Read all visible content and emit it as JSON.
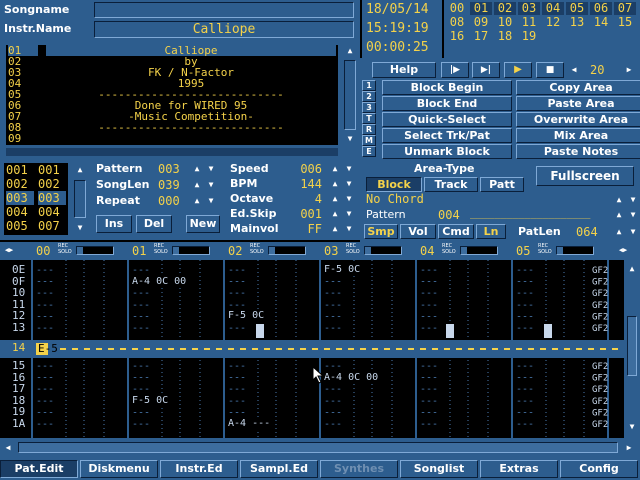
{
  "header": {
    "songname_label": "Songname",
    "instrname_label": "Instr.Name",
    "instr_name_value": "Calliope",
    "date": "18/05/14",
    "time": "15:19:19",
    "elapsed": "00:00:25",
    "channels_row1": [
      "00",
      "01",
      "02",
      "03",
      "04",
      "05",
      "06",
      "07"
    ],
    "channels_row2": [
      "08",
      "09",
      "10",
      "11",
      "12",
      "13",
      "14",
      "15"
    ],
    "channels_row3": [
      "16",
      "17",
      "18",
      "19"
    ],
    "channels_active": [
      "01",
      "02",
      "03",
      "04",
      "05",
      "06",
      "07"
    ]
  },
  "instruments": {
    "numbers": [
      "01",
      "02",
      "03",
      "04",
      "05",
      "06",
      "07",
      "08",
      "09"
    ],
    "lines": [
      "Calliope",
      "by",
      "FK / N-Factor",
      "1995",
      "----------------------------",
      "Done for WIRED 95",
      "-Music Competition-",
      "----------------------------",
      ""
    ]
  },
  "transport": {
    "help_label": "Help",
    "value": "20"
  },
  "block_panel": {
    "side_tabs": [
      "1",
      "2",
      "3",
      "T",
      "R",
      "M",
      "E"
    ],
    "buttons": [
      [
        "Block Begin",
        "Copy Area"
      ],
      [
        "Block End",
        "Paste Area"
      ],
      [
        "Quick-Select",
        "Overwrite Area"
      ],
      [
        "Select Trk/Pat",
        "Mix Area"
      ],
      [
        "Unmark Block",
        "Paste Notes"
      ]
    ]
  },
  "pattern_list": {
    "cells": [
      [
        "001",
        "001"
      ],
      [
        "002",
        "002"
      ],
      [
        "003",
        "003"
      ],
      [
        "004",
        "004"
      ],
      [
        "005",
        "007"
      ]
    ]
  },
  "song_params": {
    "pattern_label": "Pattern",
    "pattern_value": "003",
    "songlen_label": "SongLen",
    "songlen_value": "039",
    "repeat_label": "Repeat",
    "repeat_value": "000",
    "ins_label": "Ins",
    "del_label": "Del",
    "new_label": "New"
  },
  "play_params": {
    "speed_label": "Speed",
    "speed_value": "006",
    "bpm_label": "BPM",
    "bpm_value": "144",
    "octave_label": "Octave",
    "octave_value": "4",
    "edskip_label": "Ed.Skip",
    "edskip_value": "001",
    "mainvol_label": "Mainvol",
    "mainvol_value": "FF"
  },
  "area_type": {
    "title": "Area-Type",
    "options": [
      "Block",
      "Track",
      "Patt"
    ],
    "selected": "Block",
    "fullscreen_label": "Fullscreen"
  },
  "chord": {
    "chord_text": "No Chord",
    "pattern_label": "Pattern",
    "pattern_value": "004",
    "pattern_name": "____________________"
  },
  "edit_modes": {
    "modes": [
      "Smp",
      "Vol",
      "Cmd",
      "Ln"
    ],
    "active": [
      "Smp",
      "Ln"
    ],
    "patlen_label": "PatLen",
    "patlen_value": "064"
  },
  "tracks": {
    "headers": [
      "00",
      "01",
      "02",
      "03",
      "04",
      "05"
    ],
    "rec_label": "REC",
    "solo_label": "SOLO",
    "current_row": "14",
    "current_note": "E-5",
    "rows": [
      "0E",
      "0F",
      "10",
      "11",
      "12",
      "13",
      "14",
      "15",
      "16",
      "17",
      "18",
      "19",
      "1A"
    ],
    "notes": [
      {
        "row": 1,
        "track": 1,
        "text": "A-4 0C 00"
      },
      {
        "row": 4,
        "track": 2,
        "text": "F-5 0C"
      },
      {
        "row": -1,
        "track": 3,
        "text": "F-5 0C"
      },
      {
        "row": 8,
        "track": 3,
        "text": "A-4 0C 00"
      },
      {
        "row": 10,
        "track": 1,
        "text": "F-5 0C"
      },
      {
        "row": 12,
        "track": 2,
        "text": "A-4 ---"
      }
    ],
    "right_column_text": "GF2"
  },
  "bottom_tabs": [
    "Pat.Edit",
    "Diskmenu",
    "Instr.Ed",
    "Sampl.Ed",
    "Synthes",
    "Songlist",
    "Extras",
    "Config"
  ],
  "bottom_active": "Pat.Edit",
  "bottom_disabled": "Synthes"
}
=-=-=
## GIVEN TASK
Drop the pictures and reproduce the rest of the entries above exactly.

## ANSWER FOR THIS EXERCISE
Read all visible content and emit it as JSON.
{
  "header": {
    "songname_label": "Songname",
    "instrname_label": "Instr.Name",
    "instr_name_value": "Calliope",
    "date": "18/05/14",
    "time": "15:19:19",
    "elapsed": "00:00:25",
    "channels_row1": [
      "00",
      "01",
      "02",
      "03",
      "04",
      "05",
      "06",
      "07"
    ],
    "channels_row2": [
      "08",
      "09",
      "10",
      "11",
      "12",
      "13",
      "14",
      "15"
    ],
    "channels_row3": [
      "16",
      "17",
      "18",
      "19"
    ],
    "channels_active": [
      "01",
      "02",
      "03",
      "04",
      "05",
      "06",
      "07"
    ]
  },
  "instruments": {
    "numbers": [
      "01",
      "02",
      "03",
      "04",
      "05",
      "06",
      "07",
      "08",
      "09"
    ],
    "lines": [
      "Calliope",
      "by",
      "FK / N-Factor",
      "1995",
      "----------------------------",
      "Done for WIRED 95",
      "-Music Competition-",
      "----------------------------",
      ""
    ]
  },
  "transport": {
    "help_label": "Help",
    "value": "20"
  },
  "block_panel": {
    "side_tabs": [
      "1",
      "2",
      "3",
      "T",
      "R",
      "M",
      "E"
    ],
    "buttons": [
      [
        "Block Begin",
        "Copy Area"
      ],
      [
        "Block End",
        "Paste Area"
      ],
      [
        "Quick-Select",
        "Overwrite Area"
      ],
      [
        "Select Trk/Pat",
        "Mix Area"
      ],
      [
        "Unmark Block",
        "Paste Notes"
      ]
    ]
  },
  "pattern_list": {
    "cells": [
      [
        "001",
        "001"
      ],
      [
        "002",
        "002"
      ],
      [
        "003",
        "003"
      ],
      [
        "004",
        "004"
      ],
      [
        "005",
        "007"
      ]
    ]
  },
  "song_params": {
    "pattern_label": "Pattern",
    "pattern_value": "003",
    "songlen_label": "SongLen",
    "songlen_value": "039",
    "repeat_label": "Repeat",
    "repeat_value": "000",
    "ins_label": "Ins",
    "del_label": "Del",
    "new_label": "New"
  },
  "play_params": {
    "speed_label": "Speed",
    "speed_value": "006",
    "bpm_label": "BPM",
    "bpm_value": "144",
    "octave_label": "Octave",
    "octave_value": "4",
    "edskip_label": "Ed.Skip",
    "edskip_value": "001",
    "mainvol_label": "Mainvol",
    "mainvol_value": "FF"
  },
  "area_type": {
    "title": "Area-Type",
    "options": [
      "Block",
      "Track",
      "Patt"
    ],
    "selected": "Block",
    "fullscreen_label": "Fullscreen"
  },
  "chord": {
    "chord_text": "No Chord",
    "pattern_label": "Pattern",
    "pattern_value": "004",
    "pattern_name": "____________________"
  },
  "edit_modes": {
    "modes": [
      "Smp",
      "Vol",
      "Cmd",
      "Ln"
    ],
    "active": [
      "Smp",
      "Ln"
    ],
    "patlen_label": "PatLen",
    "patlen_value": "064"
  },
  "tracks": {
    "headers": [
      "00",
      "01",
      "02",
      "03",
      "04",
      "05"
    ],
    "rec_label": "REC",
    "solo_label": "SOLO",
    "current_row": "14",
    "current_note": "E-5",
    "rows": [
      "0E",
      "0F",
      "10",
      "11",
      "12",
      "13",
      "14",
      "15",
      "16",
      "17",
      "18",
      "19",
      "1A"
    ],
    "notes": [
      {
        "row": 1,
        "track": 1,
        "text": "A-4 0C 00"
      },
      {
        "row": 4,
        "track": 2,
        "text": "F-5 0C"
      },
      {
        "row": -1,
        "track": 3,
        "text": "F-5 0C"
      },
      {
        "row": 8,
        "track": 3,
        "text": "A-4 0C 00"
      },
      {
        "row": 10,
        "track": 1,
        "text": "F-5 0C"
      },
      {
        "row": 12,
        "track": 2,
        "text": "A-4 ---"
      }
    ],
    "right_column_text": "GF2"
  },
  "bottom_tabs": [
    "Pat.Edit",
    "Diskmenu",
    "Instr.Ed",
    "Sampl.Ed",
    "Synthes",
    "Songlist",
    "Extras",
    "Config"
  ],
  "bottom_active": "Pat.Edit",
  "bottom_disabled": "Synthes"
}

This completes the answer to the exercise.